- Assigned task -
The exercise calls for a faithful copy of all the data.

- Entries provided -
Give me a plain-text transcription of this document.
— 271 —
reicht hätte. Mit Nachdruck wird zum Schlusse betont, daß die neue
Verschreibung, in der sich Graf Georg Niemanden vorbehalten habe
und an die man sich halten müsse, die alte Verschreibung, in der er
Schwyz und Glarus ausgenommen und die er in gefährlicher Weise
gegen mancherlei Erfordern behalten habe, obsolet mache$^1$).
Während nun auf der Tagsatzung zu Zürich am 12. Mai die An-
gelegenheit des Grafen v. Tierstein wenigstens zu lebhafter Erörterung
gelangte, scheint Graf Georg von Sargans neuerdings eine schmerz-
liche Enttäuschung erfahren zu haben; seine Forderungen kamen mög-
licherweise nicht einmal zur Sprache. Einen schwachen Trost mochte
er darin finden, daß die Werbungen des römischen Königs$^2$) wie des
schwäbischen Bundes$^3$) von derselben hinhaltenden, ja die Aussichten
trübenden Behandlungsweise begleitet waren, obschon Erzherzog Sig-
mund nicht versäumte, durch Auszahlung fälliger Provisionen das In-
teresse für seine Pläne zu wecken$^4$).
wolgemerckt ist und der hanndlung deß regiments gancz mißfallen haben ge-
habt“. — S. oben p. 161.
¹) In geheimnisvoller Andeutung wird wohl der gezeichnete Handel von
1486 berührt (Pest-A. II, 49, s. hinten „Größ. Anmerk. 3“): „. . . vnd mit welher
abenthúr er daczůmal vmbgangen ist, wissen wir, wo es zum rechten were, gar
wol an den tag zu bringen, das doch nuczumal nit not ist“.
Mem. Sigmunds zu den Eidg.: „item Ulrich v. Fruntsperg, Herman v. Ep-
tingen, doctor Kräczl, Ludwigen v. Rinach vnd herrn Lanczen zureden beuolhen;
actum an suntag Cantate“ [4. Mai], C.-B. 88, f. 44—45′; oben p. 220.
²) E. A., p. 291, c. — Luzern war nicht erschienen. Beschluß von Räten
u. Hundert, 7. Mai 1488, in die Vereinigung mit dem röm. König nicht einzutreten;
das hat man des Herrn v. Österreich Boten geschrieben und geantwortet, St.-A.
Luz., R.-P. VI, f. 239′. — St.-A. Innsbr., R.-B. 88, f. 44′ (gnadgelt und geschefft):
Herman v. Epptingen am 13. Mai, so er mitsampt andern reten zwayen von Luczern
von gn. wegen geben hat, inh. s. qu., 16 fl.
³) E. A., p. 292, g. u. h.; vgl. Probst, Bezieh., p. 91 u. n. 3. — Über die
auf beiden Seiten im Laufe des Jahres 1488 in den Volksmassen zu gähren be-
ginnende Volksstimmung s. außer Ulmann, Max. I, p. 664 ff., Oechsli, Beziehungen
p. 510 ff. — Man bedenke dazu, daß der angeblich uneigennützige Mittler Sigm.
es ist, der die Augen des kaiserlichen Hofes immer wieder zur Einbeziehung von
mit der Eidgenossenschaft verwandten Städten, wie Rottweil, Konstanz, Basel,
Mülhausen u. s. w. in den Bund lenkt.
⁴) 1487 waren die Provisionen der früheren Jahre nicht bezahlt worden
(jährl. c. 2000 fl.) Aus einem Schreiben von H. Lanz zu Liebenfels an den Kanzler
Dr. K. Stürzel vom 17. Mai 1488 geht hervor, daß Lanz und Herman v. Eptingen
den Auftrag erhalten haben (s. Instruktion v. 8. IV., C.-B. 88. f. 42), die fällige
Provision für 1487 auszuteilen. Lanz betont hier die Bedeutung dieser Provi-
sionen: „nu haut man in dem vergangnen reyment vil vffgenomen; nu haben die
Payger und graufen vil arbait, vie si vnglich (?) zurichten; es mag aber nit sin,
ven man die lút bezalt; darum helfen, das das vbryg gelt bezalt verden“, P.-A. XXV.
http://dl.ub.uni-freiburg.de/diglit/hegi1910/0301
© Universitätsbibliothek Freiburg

- Answer to the problem -
Give me a plain-text transcription of this document.
— 271 —
reicht hätte. Mit Nachdruck wird zum Schlusse betont, daß die neue
Verschreibung, in der sich Graf Georg Niemanden vorbehalten habe
und an die man sich halten müsse, die alte Verschreibung, in der er
Schwyz und Glarus ausgenommen und die er in gefährlicher Weise
gegen mancherlei Erfordern behalten habe, obsolet mache$^1$).
Während nun auf der Tagsatzung zu Zürich am 12. Mai die An-
gelegenheit des Grafen v. Tierstein wenigstens zu lebhafter Erörterung
gelangte, scheint Graf Georg von Sargans neuerdings eine schmerz-
liche Enttäuschung erfahren zu haben; seine Forderungen kamen mög-
licherweise nicht einmal zur Sprache. Einen schwachen Trost mochte
er darin finden, daß die Werbungen des römischen Königs$^2$) wie des
schwäbischen Bundes$^3$) von derselben hinhaltenden, ja die Aussichten
trübenden Behandlungsweise begleitet waren, obschon Erzherzog Sig-
mund nicht versäumte, durch Auszahlung fälliger Provisionen das In-
teresse für seine Pläne zu wecken$^4$).
wolgemerckt ist und der hanndlung deß regiments gancz mißfallen haben ge-
habt“. — S. oben p. 161.
¹) In geheimnisvoller Andeutung wird wohl der gezeichnete Handel von
1486 berührt (Pest-A. II, 49, s. hinten „Größ. Anmerk. 3“): „. . . vnd mit welher
abenthúr er daczůmal vmbgangen ist, wissen wir, wo es zum rechten were, gar
wol an den tag zu bringen, das doch nuczumal nit not ist“.
Mem. Sigmunds zu den Eidg.: „item Ulrich v. Fruntsperg, Herman v. Ep-
tingen, doctor Kräczl, Ludwigen v. Rinach vnd herrn Lanczen zureden beuolhen;
actum an suntag Cantate“ [4. Mai], C.-B. 88, f. 44—45′; oben p. 220.
²) E. A., p. 291, c. — Luzern war nicht erschienen. Beschluß von Räten
u. Hundert, 7. Mai 1488, in die Vereinigung mit dem röm. König nicht einzutreten;
das hat man des Herrn v. Österreich Boten geschrieben und geantwortet, St.-A.
Luz., R.-P. VI, f. 239′. — St.-A. Innsbr., R.-B. 88, f. 44′ (gnadgelt und geschefft):
Herman v. Epptingen am 13. Mai, so er mitsampt andern reten zwayen von Luczern
von gn. wegen geben hat, inh. s. qu., 16 fl.
³) E. A., p. 292, g. u. h.; vgl. Probst, Bezieh., p. 91 u. n. 3. — Über die
auf beiden Seiten im Laufe des Jahres 1488 in den Volksmassen zu gähren be-
ginnende Volksstimmung s. außer Ulmann, Max. I, p. 664 ff., Oechsli, Beziehungen
p. 510 ff. — Man bedenke dazu, daß der angeblich uneigennützige Mittler Sigm.
es ist, der die Augen des kaiserlichen Hofes immer wieder zur Einbeziehung von
mit der Eidgenossenschaft verwandten Städten, wie Rottweil, Konstanz, Basel,
Mülhausen u. s. w. in den Bund lenkt.
⁴) 1487 waren die Provisionen der früheren Jahre nicht bezahlt worden
(jährl. c. 2000 fl.) Aus einem Schreiben von H. Lanz zu Liebenfels an den Kanzler
Dr. K. Stürzel vom 17. Mai 1488 geht hervor, daß Lanz und Herman v. Eptingen
den Auftrag erhalten haben (s. Instruktion v. 8. IV., C.-B. 88. f. 42), die fällige
Provision für 1487 auszuteilen. Lanz betont hier die Bedeutung dieser Provi-
sionen: „nu haut man in dem vergangnen reyment vil vffgenomen; nu haben die
Payger und graufen vil arbait, vie si vnglich (?) zurichten; es mag aber nit sin,
ven man die lút bezalt; darum helfen, das das vbryg gelt bezalt verden“, P.-A. XXV.
http://dl.ub.uni-freiburg.de/diglit/hegi1910/0301
© Universitätsbibliothek Freiburg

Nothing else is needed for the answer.